How does the head chef of the Panera chain—which has nearly 2,000 locations in 45 states—feel about food? Just this: He wants all customers to get the chance to eat fresh, local food easily. We caught up with Dan Kish to find out how he makes this a reality in every Panera eatery in the country.
VT: What’s different about the Panera menu?
DAN KISH: I think of our menu not as a thing on the wall telling you what we have, but more of the whole pantry of ingredients we’re working with. We have component parts that fit together through the year. For instance, one of our core pantry items is organic quinoa—we put it in breakfasts, on salads, in soups at lunch or entrees in dinner. It’s a staple item. We have summer menu, fall menu and a winter-spring menu. But I’m always looking for items that are relevant seasonally. Ahead, you’ll see more and more fresh cut produce and raw ingredients on menu.
VT: Is it true that you get fresh dough and produce to every café every day?

:: DATA EXTRACTS ::
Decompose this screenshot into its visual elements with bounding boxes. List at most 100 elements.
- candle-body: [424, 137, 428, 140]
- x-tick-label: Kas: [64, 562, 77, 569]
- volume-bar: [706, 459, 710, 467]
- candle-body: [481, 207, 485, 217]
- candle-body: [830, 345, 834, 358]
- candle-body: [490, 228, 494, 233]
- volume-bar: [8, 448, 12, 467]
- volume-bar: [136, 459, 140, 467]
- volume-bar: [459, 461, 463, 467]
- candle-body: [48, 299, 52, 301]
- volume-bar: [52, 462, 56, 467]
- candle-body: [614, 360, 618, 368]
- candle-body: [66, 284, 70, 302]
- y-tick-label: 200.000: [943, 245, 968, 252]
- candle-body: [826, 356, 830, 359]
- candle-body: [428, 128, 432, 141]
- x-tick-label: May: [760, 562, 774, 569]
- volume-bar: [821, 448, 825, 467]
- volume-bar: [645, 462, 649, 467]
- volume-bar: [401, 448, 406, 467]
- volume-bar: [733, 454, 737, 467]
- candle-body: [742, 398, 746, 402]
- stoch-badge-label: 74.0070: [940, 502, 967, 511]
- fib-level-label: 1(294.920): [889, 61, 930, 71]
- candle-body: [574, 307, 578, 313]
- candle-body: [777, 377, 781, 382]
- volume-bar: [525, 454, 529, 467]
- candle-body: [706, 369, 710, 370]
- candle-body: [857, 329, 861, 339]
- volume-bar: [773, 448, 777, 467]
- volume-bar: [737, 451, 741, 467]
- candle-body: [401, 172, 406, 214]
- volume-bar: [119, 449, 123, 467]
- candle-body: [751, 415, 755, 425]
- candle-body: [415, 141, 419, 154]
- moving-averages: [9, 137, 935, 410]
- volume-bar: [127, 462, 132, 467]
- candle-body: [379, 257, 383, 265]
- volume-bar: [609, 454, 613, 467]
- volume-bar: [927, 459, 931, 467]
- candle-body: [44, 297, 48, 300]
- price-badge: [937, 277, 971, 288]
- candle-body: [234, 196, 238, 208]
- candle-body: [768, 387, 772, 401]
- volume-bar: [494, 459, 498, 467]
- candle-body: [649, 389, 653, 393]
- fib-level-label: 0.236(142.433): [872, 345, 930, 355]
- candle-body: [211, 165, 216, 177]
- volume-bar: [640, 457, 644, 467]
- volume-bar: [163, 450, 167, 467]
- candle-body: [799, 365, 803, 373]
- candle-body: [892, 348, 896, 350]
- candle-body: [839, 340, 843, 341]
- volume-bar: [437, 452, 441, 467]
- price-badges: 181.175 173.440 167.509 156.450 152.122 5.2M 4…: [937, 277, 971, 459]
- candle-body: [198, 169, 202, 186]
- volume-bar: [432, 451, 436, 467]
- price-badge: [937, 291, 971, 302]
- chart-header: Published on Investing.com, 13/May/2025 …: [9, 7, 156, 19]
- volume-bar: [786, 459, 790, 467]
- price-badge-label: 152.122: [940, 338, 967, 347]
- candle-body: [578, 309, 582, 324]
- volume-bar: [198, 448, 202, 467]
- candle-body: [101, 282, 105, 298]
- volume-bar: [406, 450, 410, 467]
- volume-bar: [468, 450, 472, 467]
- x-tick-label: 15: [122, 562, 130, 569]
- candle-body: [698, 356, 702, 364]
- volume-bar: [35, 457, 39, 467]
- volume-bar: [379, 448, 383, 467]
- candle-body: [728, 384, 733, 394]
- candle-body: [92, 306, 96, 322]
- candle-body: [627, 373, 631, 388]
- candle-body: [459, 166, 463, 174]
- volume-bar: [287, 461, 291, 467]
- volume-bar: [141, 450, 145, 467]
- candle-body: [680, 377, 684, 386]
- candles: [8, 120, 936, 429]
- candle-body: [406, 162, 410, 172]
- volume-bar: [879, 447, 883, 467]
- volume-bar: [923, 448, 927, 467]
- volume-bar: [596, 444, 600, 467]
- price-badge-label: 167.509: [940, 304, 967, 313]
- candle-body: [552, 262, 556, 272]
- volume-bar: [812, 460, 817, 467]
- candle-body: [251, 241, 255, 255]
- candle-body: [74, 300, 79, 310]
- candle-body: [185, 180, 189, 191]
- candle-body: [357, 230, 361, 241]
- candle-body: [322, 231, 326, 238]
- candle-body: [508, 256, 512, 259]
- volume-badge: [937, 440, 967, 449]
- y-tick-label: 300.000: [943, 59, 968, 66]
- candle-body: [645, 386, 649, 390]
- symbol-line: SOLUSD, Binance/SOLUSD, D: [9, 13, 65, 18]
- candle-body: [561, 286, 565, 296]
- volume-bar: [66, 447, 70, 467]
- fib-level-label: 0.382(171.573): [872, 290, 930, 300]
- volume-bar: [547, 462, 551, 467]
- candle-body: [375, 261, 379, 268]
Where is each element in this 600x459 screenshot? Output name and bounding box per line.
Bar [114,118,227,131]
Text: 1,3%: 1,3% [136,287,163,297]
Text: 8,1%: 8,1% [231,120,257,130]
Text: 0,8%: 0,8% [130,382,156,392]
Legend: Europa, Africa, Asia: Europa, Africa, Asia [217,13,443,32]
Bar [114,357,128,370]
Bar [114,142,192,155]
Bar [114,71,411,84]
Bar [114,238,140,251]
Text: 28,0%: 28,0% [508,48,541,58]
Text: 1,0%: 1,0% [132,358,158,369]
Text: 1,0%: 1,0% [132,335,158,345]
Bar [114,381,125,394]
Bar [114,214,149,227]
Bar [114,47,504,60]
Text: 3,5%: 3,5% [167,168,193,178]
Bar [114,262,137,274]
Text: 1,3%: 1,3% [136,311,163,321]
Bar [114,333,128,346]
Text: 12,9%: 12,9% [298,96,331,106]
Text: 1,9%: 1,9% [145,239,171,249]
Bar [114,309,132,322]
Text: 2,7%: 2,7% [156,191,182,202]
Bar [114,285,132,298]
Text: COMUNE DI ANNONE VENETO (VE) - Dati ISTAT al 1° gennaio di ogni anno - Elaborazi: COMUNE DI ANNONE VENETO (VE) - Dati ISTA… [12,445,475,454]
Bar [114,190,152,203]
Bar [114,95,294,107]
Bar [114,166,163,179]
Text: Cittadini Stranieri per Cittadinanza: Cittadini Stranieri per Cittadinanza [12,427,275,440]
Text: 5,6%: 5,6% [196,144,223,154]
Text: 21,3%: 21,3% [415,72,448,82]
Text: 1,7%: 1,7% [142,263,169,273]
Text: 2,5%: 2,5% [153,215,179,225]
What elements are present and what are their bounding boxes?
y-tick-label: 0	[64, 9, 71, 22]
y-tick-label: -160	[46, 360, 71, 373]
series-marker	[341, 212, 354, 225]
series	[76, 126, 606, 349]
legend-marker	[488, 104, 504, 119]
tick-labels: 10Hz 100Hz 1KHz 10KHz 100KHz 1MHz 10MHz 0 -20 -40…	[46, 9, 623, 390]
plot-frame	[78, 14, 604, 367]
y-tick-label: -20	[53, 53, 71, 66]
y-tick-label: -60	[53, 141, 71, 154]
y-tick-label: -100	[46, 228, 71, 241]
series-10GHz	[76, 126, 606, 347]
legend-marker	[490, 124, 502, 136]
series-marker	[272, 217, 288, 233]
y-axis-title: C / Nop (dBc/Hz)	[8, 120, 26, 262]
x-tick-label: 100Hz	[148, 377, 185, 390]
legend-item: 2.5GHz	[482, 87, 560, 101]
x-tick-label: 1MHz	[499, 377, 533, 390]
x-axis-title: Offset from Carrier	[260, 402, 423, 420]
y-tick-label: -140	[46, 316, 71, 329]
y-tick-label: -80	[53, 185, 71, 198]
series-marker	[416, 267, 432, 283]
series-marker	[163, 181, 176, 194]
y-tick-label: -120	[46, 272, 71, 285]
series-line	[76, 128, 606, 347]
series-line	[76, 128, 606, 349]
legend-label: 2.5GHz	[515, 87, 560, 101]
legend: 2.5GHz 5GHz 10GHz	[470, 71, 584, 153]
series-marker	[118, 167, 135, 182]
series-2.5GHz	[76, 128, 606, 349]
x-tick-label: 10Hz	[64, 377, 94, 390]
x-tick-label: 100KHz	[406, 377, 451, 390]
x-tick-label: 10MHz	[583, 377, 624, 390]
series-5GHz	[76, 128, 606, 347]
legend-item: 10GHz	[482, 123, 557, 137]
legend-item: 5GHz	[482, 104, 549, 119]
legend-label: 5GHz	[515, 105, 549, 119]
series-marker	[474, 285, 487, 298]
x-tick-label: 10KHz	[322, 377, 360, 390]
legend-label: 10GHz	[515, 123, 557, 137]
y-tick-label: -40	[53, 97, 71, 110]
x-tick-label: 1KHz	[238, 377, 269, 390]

:: COMPLETE THE FOLLOWING ::
• A. Answer these questions from the Panera chef interview, one line each:
(i) In how many states does the Panera chain have locations?
(ii) Which core pantry item does Dan Kish name as a staple?
(iii) What seasonal menus does Panera have?
• B. Pick up the Panera chef interview after its final line and continue it.
The entries play no part in what is asked here.

:: OUTPUTS FOR THE TASKS ::
• A.
(i) 45 states.
(ii) Organic quinoa.
(iii) A summer menu, a fall menu and a winter-spring menu.

• B.
DAN KISH: Yes. We have 22 fresh dough facilities around the country that mix dough every night and then our trucks deliver that dough to every café, every day. Those same trucks pick up and deliver fresh herbs, lettuces, and tomatoes to every café too.
VT: How do you know what’s trending in food?
DAN KISH: Research is showing that a lot of people are eating a plant-based diet one day a week and some every day. So we curate meatless items to offer them. So, if you choose to not eat meat, we offer responsible nutritional replacements—plant protein in a balanced entrée sandwich or soup. Each category on our menu features items for folks who choose not to eat meat.
VT: Do you have vegan items?
DAN KISH: Yes, and a great example is our broth bowls. We have broth bowls that include organic brown rice, organic quinoa, vegetarian cooked lentils, kale and spinach, all steamed together in a soy miso broth. If you want, you can add a cage-free egg. We’ve had great feedback.
VT: Do you feature a lot of grains?
DAN KISH: Yes, and in September we’re introducing an ancient grain blend, that includes organic freekeh, black barley, and roasted radish seeds—it will be in soups, salads, even sandwiches.
VT: Are you seeing a lot of calorie-conscious customers?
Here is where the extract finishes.